- Given task -
Without the images, print all the entries below exactly as given.

- Extracted data entries -
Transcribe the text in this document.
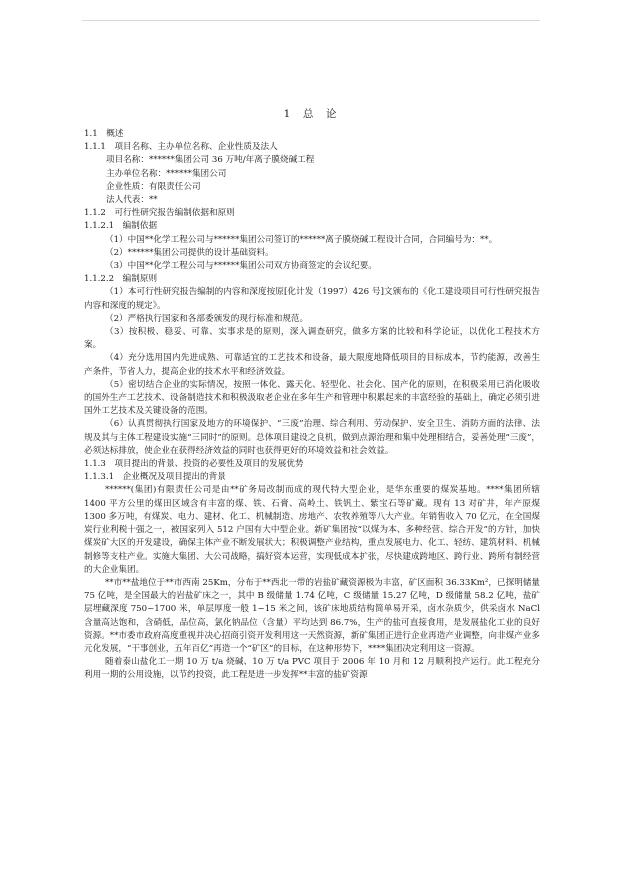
1　总　论

1.1　概述

1.1.1　项目名称、主办单位名称、企业性质及法人

项目名称：******集团公司 36 万吨/年离子膜烧碱工程

主办单位名称：******集团公司

企业性质：有限责任公司

法人代表：**

1.1.2　可行性研究报告编制依据和原则

1.1.2.1　编制依据

（1）中国**化学工程公司与******集团公司签订的******离子膜烧碱工程设计合同，合同编号为：**。

（2）******集团公司提供的设计基础资料。

（3）中国**化学工程公司与******集团公司双方协商签定的会议纪要。

1.1.2.2　编制原则

（1）本可行性研究报告编制的内容和深度按原[化计发（1997）426 号]文颁布的《化工建设项目可行性研究报告内容和深度的规定》。

（2）严格执行国家和各部委颁发的现行标准和规范。

（3）按积极、稳妥、可靠、实事求是的原则，深入调查研究，做多方案的比较和科学论证，以优化工程技术方案。

（4）充分选用国内先进成熟、可靠适宜的工艺技术和设备，最大限度地降低项目的目标成本，节约能源，改善生产条件，节省人力，提高企业的技术水平和经济效益。

（5）密切结合企业的实际情况，按照一体化、露天化、轻型化、社会化、国产化的原则，在积极采用已消化吸收的国外生产工艺技术、设备制造技术和积极汲取老企业在多年生产和管理中积累起来的丰富经验的基础上，确定必须引进国外工艺技术及关键设备的范围。

（6）认真贯彻执行国家及地方的环境保护、“三废”治理、综合利用、劳动保护、安全卫生、消防方面的法律、法规及其与主体工程建设实施“三同时”的原则。总体项目建设之良机，做到点源治理和集中处理相结合，妥善处理“三废”，必须达标排放，使企业在获得经济效益的同时也获得更好的环境效益和社会效益。

1.1.3　项目提出的背景、投资的必要性及项目的发展优势

1.1.3.1　企业概况及项目提出的背景

******(集团)有限责任公司是由**矿务局改制而成的现代特大型企业，是华东重要的煤炭基地。****集团所辖 1400 平方公里的煤田区域含有丰富的煤、铁、石膏、高岭土、铁钒土、紫宝石等矿藏。现有 13 对矿井，年产原煤 1300 多万吨，有煤炭、电力、建材、化工、机械制造、房地产、农牧养殖等八大产业。年销售收入 70 亿元，在全国煤炭行业利税十强之一，被国家列入 512 户国有大中型企业。新矿集团按“以煤为本、多种经营、综合开发”的方针，加快煤炭矿大区的开发建设，确保主体产业不断发展状大；积极调整产业结构，重点发展电力、化工、轻纺、建筑材料、机械制修等支柱产业。实施大集团、大公司战略，搞好资本运营，实现低成本扩张，尽快建成跨地区、跨行业、跨所有制经营的大企业集团。

**市**盐地位于**市西南 25Km，分布于**西北一带的岩盐矿藏资源极为丰富，矿区面积 36.33Km²，已探明储量 75 亿吨，是全国最大的岩盐矿床之一，其中 B 级储量 1.74 亿吨，C 级储量 15.27 亿吨，D 级储量 58.2 亿吨，盐矿层埋藏深度 750~1700 米，单层厚度一般 1~15 米之间，该矿床地质结构简单易开采，卤水杂质少，供采卤水 NaCl 含量高达饱和，含硝低，品位高，氯化钠品位（含量）平均达到 86.7%，生产的盐可直接食用，是发展盐化工业的良好资源。**市委市政府高度重视并决心招商引资开发利用这一天然资源，新矿集团正进行企业再造产业调整，向非煤产业多元化发展，“干事创业，五年百亿”再造一个“矿区”的目标，在这种形势下，****集团决定利用这一资源。

随着泰山盐化工一期 10 万 t/a 烧碱、10 万 t/a PVC 项目于 2006 年 10 月和 12 月顺利投产运行。此工程充分利用一期的公用设施，以节约投资，此工程是进一步发挥**丰富的盐矿资源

- Final result -
Transcribe the text in this document.
1　总　论

1.1　概述

1.1.1　项目名称、主办单位名称、企业性质及法人

项目名称：******集团公司 36 万吨/年离子膜烧碱工程

主办单位名称：******集团公司

企业性质：有限责任公司

法人代表：**

1.1.2　可行性研究报告编制依据和原则

1.1.2.1　编制依据

（1）中国**化学工程公司与******集团公司签订的******离子膜烧碱工程设计合同，合同编号为：**。

（2）******集团公司提供的设计基础资料。

（3）中国**化学工程公司与******集团公司双方协商签定的会议纪要。

1.1.2.2　编制原则

（1）本可行性研究报告编制的内容和深度按原[化计发（1997）426 号]文颁布的《化工建设项目可行性研究报告内容和深度的规定》。

（2）严格执行国家和各部委颁发的现行标准和规范。

（3）按积极、稳妥、可靠、实事求是的原则，深入调查研究，做多方案的比较和科学论证，以优化工程技术方案。

（4）充分选用国内先进成熟、可靠适宜的工艺技术和设备，最大限度地降低项目的目标成本，节约能源，改善生产条件，节省人力，提高企业的技术水平和经济效益。

（5）密切结合企业的实际情况，按照一体化、露天化、轻型化、社会化、国产化的原则，在积极采用已消化吸收的国外生产工艺技术、设备制造技术和积极汲取老企业在多年生产和管理中积累起来的丰富经验的基础上，确定必须引进国外工艺技术及关键设备的范围。

（6）认真贯彻执行国家及地方的环境保护、“三废”治理、综合利用、劳动保护、安全卫生、消防方面的法律、法规及其与主体工程建设实施“三同时”的原则。总体项目建设之良机，做到点源治理和集中处理相结合，妥善处理“三废”，必须达标排放，使企业在获得经济效益的同时也获得更好的环境效益和社会效益。

1.1.3　项目提出的背景、投资的必要性及项目的发展优势

1.1.3.1　企业概况及项目提出的背景

******(集团)有限责任公司是由**矿务局改制而成的现代特大型企业，是华东重要的煤炭基地。****集团所辖 1400 平方公里的煤田区域含有丰富的煤、铁、石膏、高岭土、铁钒土、紫宝石等矿藏。现有 13 对矿井，年产原煤 1300 多万吨，有煤炭、电力、建材、化工、机械制造、房地产、农牧养殖等八大产业。年销售收入 70 亿元，在全国煤炭行业利税十强之一，被国家列入 512 户国有大中型企业。新矿集团按“以煤为本、多种经营、综合开发”的方针，加快煤炭矿大区的开发建设，确保主体产业不断发展状大；积极调整产业结构，重点发展电力、化工、轻纺、建筑材料、机械制修等支柱产业。实施大集团、大公司战略，搞好资本运营，实现低成本扩张，尽快建成跨地区、跨行业、跨所有制经营的大企业集团。

**市**盐地位于**市西南 25Km，分布于**西北一带的岩盐矿藏资源极为丰富，矿区面积 36.33Km²，已探明储量 75 亿吨，是全国最大的岩盐矿床之一，其中 B 级储量 1.74 亿吨，C 级储量 15.27 亿吨，D 级储量 58.2 亿吨，盐矿层埋藏深度 750~1700 米，单层厚度一般 1~15 米之间，该矿床地质结构简单易开采，卤水杂质少，供采卤水 NaCl 含量高达饱和，含硝低，品位高，氯化钠品位（含量）平均达到 86.7%，生产的盐可直接食用，是发展盐化工业的良好资源。**市委市政府高度重视并决心招商引资开发利用这一天然资源，新矿集团正进行企业再造产业调整，向非煤产业多元化发展，“干事创业，五年百亿”再造一个“矿区”的目标，在这种形势下，****集团决定利用这一资源。

随着泰山盐化工一期 10 万 t/a 烧碱、10 万 t/a PVC 项目于 2006 年 10 月和 12 月顺利投产运行。此工程充分利用一期的公用设施，以节约投资，此工程是进一步发挥**丰富的盐矿资源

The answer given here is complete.